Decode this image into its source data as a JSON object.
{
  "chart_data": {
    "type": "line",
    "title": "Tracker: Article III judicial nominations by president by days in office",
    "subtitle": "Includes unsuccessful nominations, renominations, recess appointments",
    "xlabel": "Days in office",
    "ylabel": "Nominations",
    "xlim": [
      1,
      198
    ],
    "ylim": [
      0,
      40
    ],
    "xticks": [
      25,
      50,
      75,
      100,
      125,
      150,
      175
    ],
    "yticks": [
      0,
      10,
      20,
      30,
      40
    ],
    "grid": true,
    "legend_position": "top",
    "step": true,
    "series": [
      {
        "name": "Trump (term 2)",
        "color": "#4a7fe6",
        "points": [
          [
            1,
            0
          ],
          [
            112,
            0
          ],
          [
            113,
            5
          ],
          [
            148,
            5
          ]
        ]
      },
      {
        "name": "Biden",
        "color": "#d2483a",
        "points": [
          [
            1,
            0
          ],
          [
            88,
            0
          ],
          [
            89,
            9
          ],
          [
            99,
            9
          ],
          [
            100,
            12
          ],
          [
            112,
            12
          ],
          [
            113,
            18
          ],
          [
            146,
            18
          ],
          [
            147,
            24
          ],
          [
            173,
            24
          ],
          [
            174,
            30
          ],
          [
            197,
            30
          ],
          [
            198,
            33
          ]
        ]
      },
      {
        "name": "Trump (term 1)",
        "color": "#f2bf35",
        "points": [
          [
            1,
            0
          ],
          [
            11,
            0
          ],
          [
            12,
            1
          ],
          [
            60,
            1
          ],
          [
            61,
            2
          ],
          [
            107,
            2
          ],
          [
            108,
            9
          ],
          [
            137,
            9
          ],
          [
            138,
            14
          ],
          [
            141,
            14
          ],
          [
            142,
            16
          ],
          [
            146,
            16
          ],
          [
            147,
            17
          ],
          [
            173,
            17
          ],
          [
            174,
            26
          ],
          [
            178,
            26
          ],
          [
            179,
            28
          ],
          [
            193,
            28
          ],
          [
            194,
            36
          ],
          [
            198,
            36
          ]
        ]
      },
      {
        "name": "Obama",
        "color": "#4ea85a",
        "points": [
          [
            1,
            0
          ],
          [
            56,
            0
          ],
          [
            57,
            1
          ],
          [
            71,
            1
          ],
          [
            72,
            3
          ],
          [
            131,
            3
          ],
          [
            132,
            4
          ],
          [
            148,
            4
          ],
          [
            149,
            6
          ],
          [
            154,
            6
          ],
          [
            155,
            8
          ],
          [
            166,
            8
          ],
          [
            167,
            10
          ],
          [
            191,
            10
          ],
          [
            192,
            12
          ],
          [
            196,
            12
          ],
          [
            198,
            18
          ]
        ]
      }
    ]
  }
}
- - - - -
• **PROBLEM DESCRIPTION**:
Using the records above, select and copy every line that has the word "office".

• **CORRECT RESULT**:
    "title": "Tracker: Article III judicial nominations by president by days in office",
    "xlabel": "Days in office",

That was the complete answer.